* SOURCE MATERIAL *
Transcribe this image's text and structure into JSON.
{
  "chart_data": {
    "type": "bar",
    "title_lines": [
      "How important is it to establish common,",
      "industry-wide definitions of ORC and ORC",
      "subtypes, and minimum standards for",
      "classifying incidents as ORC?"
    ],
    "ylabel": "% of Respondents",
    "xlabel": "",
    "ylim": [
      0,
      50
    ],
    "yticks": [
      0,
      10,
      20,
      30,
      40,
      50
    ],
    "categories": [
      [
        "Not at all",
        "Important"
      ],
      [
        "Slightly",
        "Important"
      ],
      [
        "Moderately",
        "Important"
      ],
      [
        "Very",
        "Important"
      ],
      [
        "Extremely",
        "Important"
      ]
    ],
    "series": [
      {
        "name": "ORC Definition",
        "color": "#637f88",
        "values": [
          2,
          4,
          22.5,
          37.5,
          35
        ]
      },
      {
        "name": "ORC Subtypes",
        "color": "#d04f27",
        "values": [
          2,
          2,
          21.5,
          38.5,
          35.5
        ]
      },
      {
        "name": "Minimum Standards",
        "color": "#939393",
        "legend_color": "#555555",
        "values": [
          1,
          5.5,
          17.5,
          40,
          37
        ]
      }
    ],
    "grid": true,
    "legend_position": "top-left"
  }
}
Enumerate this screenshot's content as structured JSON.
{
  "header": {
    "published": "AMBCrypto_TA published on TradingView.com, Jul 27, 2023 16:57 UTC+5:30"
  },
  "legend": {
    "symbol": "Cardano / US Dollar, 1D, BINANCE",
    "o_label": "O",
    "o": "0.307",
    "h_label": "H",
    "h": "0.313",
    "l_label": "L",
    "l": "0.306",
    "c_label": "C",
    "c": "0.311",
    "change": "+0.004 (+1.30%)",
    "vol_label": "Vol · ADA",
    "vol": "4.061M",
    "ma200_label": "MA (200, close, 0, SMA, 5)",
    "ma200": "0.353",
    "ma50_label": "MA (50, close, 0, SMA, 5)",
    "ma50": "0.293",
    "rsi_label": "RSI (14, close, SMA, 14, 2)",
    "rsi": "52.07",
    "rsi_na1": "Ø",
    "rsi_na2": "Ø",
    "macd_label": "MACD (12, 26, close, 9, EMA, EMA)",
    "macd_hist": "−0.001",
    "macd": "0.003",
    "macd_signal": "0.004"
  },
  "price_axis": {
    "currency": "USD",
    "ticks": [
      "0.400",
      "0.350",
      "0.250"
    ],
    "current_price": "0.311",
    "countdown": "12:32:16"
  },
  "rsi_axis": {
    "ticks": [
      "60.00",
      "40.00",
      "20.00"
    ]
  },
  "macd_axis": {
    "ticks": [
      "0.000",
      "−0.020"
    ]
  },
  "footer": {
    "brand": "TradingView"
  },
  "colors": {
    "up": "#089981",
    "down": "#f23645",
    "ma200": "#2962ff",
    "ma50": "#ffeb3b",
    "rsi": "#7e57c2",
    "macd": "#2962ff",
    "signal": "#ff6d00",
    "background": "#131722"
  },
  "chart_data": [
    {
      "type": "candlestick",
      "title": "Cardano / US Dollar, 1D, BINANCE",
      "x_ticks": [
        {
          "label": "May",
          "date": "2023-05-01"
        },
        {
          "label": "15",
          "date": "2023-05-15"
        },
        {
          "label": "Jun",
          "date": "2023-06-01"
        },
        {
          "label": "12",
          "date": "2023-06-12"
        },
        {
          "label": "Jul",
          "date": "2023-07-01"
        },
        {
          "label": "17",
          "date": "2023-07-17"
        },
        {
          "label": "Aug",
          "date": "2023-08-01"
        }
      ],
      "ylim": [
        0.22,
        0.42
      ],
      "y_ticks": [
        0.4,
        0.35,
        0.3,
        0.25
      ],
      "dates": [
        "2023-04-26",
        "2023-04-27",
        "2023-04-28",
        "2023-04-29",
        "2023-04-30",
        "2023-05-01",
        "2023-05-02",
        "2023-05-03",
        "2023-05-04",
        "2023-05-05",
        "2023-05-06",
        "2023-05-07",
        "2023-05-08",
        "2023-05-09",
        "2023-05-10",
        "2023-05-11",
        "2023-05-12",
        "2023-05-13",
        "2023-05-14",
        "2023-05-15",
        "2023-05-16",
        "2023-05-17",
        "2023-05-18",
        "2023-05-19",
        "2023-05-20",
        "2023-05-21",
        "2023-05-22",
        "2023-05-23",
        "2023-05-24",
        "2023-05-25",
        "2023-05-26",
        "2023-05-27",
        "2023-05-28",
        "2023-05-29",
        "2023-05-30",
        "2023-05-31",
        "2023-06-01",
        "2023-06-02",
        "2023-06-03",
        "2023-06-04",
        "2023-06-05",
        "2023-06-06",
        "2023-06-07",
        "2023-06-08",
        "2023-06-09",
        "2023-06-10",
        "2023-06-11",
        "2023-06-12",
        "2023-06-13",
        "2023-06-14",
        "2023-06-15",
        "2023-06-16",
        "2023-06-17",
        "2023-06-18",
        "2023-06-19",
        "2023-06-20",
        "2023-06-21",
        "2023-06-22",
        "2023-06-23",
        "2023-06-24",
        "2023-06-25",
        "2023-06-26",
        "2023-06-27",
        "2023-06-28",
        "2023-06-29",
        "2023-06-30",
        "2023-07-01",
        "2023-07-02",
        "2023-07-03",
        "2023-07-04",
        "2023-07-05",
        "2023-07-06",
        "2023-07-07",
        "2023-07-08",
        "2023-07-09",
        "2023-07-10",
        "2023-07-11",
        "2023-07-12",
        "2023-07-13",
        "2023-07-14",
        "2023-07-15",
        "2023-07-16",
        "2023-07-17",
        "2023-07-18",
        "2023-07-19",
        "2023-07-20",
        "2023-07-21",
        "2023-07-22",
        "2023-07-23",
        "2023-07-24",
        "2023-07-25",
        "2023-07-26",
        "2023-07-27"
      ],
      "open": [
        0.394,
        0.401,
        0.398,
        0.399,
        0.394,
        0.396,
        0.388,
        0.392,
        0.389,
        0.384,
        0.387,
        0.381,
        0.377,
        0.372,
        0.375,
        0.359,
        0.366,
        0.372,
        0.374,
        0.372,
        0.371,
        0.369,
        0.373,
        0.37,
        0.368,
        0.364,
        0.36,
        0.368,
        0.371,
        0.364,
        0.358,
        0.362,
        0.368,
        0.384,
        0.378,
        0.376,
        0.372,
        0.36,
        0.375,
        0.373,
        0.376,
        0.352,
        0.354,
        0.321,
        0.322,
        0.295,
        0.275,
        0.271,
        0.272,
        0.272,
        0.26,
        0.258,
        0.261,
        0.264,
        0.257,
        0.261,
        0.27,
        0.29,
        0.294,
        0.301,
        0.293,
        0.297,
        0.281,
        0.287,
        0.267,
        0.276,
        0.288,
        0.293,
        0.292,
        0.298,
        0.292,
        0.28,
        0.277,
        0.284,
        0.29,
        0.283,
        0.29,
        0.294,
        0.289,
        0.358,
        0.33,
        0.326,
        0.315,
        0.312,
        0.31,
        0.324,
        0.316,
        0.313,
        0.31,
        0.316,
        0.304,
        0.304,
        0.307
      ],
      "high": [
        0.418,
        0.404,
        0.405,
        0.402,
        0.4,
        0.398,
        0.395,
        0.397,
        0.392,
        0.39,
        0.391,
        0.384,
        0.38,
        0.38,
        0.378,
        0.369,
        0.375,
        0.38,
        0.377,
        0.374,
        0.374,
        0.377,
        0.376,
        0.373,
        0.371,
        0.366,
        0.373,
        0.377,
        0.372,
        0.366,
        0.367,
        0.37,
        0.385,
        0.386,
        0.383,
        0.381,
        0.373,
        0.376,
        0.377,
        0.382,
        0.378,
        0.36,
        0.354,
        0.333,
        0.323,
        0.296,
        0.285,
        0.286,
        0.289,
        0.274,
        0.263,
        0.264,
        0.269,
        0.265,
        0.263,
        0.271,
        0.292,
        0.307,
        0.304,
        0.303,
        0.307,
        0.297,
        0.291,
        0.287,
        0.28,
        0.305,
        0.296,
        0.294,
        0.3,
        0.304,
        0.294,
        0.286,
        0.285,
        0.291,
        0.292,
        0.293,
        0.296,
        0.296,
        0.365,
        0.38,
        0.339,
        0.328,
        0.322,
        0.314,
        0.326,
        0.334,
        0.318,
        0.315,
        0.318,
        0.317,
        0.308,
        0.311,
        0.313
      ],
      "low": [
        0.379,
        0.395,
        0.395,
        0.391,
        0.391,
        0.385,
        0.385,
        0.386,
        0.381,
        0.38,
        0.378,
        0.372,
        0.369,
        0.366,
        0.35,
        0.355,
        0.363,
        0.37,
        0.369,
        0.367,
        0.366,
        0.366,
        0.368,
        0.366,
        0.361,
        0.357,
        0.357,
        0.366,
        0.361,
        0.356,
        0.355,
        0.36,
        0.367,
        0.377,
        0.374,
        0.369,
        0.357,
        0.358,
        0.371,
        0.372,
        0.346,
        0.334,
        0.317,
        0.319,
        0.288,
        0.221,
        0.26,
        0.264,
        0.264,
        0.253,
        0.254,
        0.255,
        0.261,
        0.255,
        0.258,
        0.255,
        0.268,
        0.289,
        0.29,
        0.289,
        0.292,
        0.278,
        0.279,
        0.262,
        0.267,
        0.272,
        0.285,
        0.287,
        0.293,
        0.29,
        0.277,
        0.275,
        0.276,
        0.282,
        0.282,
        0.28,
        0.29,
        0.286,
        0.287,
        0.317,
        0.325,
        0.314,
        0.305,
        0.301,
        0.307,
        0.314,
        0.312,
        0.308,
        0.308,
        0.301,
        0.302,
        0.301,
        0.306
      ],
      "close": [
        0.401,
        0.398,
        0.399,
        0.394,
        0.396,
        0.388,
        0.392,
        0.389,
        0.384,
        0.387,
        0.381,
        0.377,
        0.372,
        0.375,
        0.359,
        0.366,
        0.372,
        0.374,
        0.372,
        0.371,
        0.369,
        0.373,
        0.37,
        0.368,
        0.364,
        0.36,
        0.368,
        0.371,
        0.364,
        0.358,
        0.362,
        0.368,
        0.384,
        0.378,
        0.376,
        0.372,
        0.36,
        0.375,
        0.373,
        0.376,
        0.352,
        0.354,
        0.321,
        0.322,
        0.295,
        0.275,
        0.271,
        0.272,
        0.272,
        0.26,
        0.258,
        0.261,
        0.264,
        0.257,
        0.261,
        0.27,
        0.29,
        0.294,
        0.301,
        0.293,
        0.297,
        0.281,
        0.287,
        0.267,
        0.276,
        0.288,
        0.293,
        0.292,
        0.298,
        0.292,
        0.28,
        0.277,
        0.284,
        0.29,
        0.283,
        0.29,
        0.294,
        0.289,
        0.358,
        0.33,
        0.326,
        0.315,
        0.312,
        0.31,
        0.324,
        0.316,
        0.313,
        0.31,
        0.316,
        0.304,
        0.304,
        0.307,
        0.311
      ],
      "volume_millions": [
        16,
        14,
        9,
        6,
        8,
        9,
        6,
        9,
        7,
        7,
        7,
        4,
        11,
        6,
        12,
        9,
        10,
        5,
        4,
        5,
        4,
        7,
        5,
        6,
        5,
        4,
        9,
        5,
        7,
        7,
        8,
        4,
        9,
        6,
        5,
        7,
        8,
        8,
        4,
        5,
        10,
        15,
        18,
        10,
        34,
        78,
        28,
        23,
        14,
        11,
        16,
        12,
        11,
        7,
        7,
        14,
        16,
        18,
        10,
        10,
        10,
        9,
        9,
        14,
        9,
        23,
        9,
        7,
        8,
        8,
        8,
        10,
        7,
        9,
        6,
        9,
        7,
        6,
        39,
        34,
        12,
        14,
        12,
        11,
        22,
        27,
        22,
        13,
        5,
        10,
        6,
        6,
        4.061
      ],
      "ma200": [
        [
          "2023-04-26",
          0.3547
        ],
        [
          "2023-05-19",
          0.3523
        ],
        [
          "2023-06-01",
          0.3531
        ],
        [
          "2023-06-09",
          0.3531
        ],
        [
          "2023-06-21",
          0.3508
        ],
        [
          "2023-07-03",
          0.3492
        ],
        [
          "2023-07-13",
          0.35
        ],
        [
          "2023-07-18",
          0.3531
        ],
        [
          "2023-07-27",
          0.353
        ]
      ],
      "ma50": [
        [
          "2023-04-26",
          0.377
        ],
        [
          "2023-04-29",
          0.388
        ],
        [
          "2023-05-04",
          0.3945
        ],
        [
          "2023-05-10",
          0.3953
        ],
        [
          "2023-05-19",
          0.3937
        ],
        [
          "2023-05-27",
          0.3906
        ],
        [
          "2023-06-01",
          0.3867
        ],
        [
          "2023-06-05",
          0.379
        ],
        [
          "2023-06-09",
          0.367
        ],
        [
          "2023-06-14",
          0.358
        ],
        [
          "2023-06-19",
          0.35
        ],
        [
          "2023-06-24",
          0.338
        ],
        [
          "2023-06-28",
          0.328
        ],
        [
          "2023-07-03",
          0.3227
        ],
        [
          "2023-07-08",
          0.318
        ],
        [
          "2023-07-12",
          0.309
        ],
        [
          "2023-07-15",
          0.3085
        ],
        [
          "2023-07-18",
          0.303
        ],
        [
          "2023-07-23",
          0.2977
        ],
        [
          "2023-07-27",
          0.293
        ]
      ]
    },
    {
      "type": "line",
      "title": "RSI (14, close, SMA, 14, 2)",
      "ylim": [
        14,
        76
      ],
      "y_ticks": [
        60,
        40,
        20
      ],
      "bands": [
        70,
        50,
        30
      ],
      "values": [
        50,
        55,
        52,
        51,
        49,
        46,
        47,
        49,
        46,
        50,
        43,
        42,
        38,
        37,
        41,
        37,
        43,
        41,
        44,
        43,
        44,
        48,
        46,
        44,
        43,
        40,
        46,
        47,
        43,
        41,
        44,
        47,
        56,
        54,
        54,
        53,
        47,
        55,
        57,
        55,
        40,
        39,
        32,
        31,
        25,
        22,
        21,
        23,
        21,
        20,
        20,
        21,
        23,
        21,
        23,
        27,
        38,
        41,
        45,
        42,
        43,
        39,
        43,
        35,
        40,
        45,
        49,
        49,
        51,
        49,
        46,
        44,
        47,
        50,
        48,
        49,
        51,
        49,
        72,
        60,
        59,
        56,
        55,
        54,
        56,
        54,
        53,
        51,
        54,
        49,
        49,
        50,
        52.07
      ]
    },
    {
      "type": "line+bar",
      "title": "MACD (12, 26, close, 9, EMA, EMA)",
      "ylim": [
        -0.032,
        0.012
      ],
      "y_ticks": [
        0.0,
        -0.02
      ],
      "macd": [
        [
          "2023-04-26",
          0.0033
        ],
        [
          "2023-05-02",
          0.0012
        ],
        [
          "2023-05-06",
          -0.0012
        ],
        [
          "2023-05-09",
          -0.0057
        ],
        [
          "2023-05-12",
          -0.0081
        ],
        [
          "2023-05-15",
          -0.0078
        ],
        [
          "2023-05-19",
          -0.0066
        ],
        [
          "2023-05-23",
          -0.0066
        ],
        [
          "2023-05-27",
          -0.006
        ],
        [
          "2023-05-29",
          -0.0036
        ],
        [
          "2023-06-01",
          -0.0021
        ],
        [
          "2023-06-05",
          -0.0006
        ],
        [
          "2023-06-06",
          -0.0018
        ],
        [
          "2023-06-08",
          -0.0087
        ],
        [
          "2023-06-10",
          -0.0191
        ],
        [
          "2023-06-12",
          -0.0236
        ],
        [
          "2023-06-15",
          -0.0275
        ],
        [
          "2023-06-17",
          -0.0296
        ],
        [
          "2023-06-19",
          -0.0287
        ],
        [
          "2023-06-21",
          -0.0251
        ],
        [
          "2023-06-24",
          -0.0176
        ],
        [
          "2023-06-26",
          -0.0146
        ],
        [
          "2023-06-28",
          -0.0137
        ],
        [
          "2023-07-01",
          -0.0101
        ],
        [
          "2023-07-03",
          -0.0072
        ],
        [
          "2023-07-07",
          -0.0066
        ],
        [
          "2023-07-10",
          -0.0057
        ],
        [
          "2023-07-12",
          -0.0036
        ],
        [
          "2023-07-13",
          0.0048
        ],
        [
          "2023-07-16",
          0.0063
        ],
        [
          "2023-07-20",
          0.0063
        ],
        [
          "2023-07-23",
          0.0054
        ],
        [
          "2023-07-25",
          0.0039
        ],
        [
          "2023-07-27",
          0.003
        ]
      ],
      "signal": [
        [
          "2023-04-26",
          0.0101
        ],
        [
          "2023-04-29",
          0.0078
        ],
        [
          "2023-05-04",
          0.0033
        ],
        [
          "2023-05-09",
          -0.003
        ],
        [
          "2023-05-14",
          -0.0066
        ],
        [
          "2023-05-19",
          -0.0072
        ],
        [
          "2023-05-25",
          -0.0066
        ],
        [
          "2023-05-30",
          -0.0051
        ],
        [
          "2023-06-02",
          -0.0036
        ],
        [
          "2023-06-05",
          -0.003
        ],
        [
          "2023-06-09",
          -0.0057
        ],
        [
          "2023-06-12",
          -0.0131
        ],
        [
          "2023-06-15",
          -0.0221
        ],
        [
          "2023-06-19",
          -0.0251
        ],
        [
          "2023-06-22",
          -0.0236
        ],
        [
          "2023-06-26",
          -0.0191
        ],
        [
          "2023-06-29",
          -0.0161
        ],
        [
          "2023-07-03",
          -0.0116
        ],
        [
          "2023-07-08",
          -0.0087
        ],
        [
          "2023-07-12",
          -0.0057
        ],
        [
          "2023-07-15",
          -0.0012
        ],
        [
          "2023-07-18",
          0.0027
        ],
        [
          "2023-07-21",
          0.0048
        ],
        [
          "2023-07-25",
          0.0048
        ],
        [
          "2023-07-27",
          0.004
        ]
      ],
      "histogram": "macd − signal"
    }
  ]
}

* EXERCISE *
Return each full line of the entries that contains the word "TradingView".

* EXPECTED ANSWER *
    "published": "AMBCrypto_TA published on TradingView.com, Jul 27, 2023 16:57 UTC+5:30"
    "brand": "TradingView"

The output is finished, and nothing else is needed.